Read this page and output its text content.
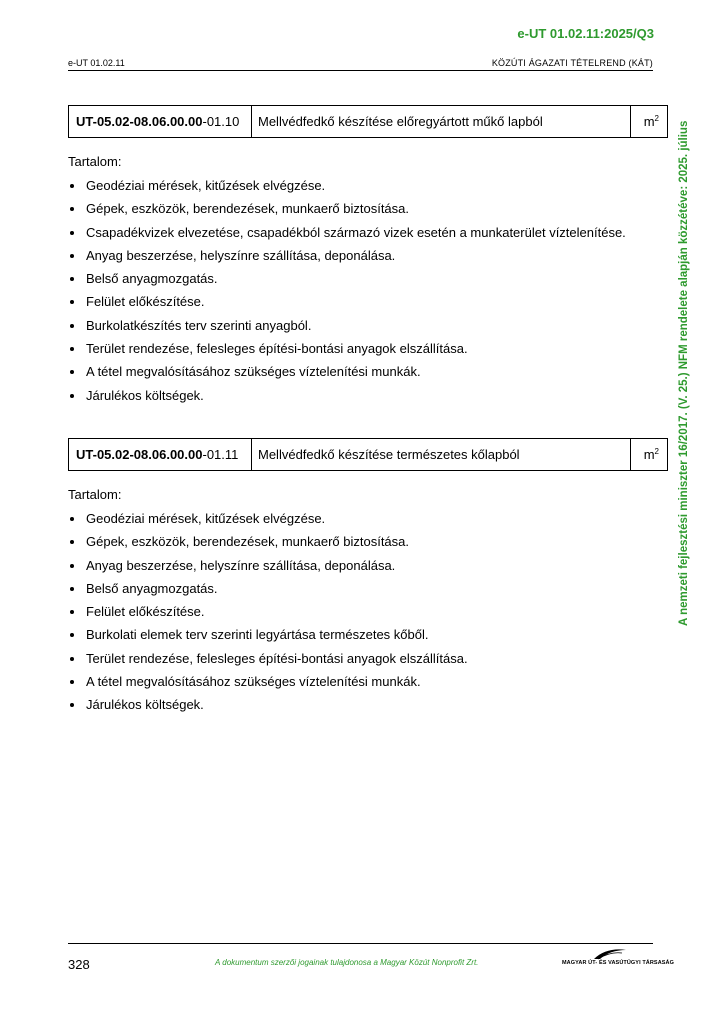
e-UT 01.02.11:2025/Q3
e-UT 01.02.11	KÖZÚTI ÁGAZATI TÉTELREND (KÁT)
A nemzeti fejlesztési miniszter 16/2017. (V. 25.) NFM rendelete alapján közzétéve: 2025. július
UT-05.02-08.06.00.00-01.10	Mellvédfedkő készítése előregyártott műkő lapból	$m^2$
Tartalom:
Geodéziai mérések, kitűzések elvégzése.
Gépek, eszközök, berendezések, munkaerő biztosítása.
Csapadékvizek elvezetése, csapadékból származó vizek esetén a munkaterület víztelenítése.
Anyag beszerzése, helyszínre szállítása, deponálása.
Belső anyagmozgatás.
Felület előkészítése.
Burkolatkészítés terv szerinti anyagból.
Terület rendezése, felesleges építési-bontási anyagok elszállítása.
A tétel megvalósításához szükséges víztelenítési munkák.
Járulékos költségek.
UT-05.02-08.06.00.00-01.11	Mellvédfedkő készítése természetes kőlapból	$m^2$
Tartalom:
Geodéziai mérések, kitűzések elvégzése.
Gépek, eszközök, berendezések, munkaerő biztosítása.
Anyag beszerzése, helyszínre szállítása, deponálása.
Belső anyagmozgatás.
Felület előkészítése.
Burkolati elemek terv szerinti legyártása természetes kőből.
Terület rendezése, felesleges építési-bontási anyagok elszállítása.
A tétel megvalósításához szükséges víztelenítési munkák.
Járulékos költségek.
328	A dokumentum szerzői jogainak tulajdonosa a Magyar Közút Nonprofit Zrt.	MAGYAR ÚT- ÉS VASÚTÜGYI TÁRSASÁG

__TASK GOAL__. All the lines above are to be given again exactly as they read, with the pictures removed.

__THE RESPONSE__.
Read this page and output its text content.
e-UT 01.02.11:2025/Q3
e-UT 01.02.11	KÖZÚTI ÁGAZATI TÉTELREND (KÁT)
A nemzeti fejlesztési miniszter 16/2017. (V. 25.) NFM rendelete alapján közzétéve: 2025. július
UT-05.02-08.06.00.00-01.10	Mellvédfedkő készítése előregyártott műkő lapból	$m^2$
Tartalom:
Geodéziai mérések, kitűzések elvégzése.
Gépek, eszközök, berendezések, munkaerő biztosítása.
Csapadékvizek elvezetése, csapadékból származó vizek esetén a munkaterület víztelenítése.
Anyag beszerzése, helyszínre szállítása, deponálása.
Belső anyagmozgatás.
Felület előkészítése.
Burkolatkészítés terv szerinti anyagból.
Terület rendezése, felesleges építési-bontási anyagok elszállítása.
A tétel megvalósításához szükséges víztelenítési munkák.
Járulékos költségek.
UT-05.02-08.06.00.00-01.11	Mellvédfedkő készítése természetes kőlapból	$m^2$
Tartalom:
Geodéziai mérések, kitűzések elvégzése.
Gépek, eszközök, berendezések, munkaerő biztosítása.
Anyag beszerzése, helyszínre szállítása, deponálása.
Belső anyagmozgatás.
Felület előkészítése.
Burkolati elemek terv szerinti legyártása természetes kőből.
Terület rendezése, felesleges építési-bontási anyagok elszállítása.
A tétel megvalósításához szükséges víztelenítési munkák.
Járulékos költségek.
328	A dokumentum szerzői jogainak tulajdonosa a Magyar Közút Nonprofit Zrt.	MAGYAR ÚT- ÉS VASÚTÜGYI TÁRSASÁG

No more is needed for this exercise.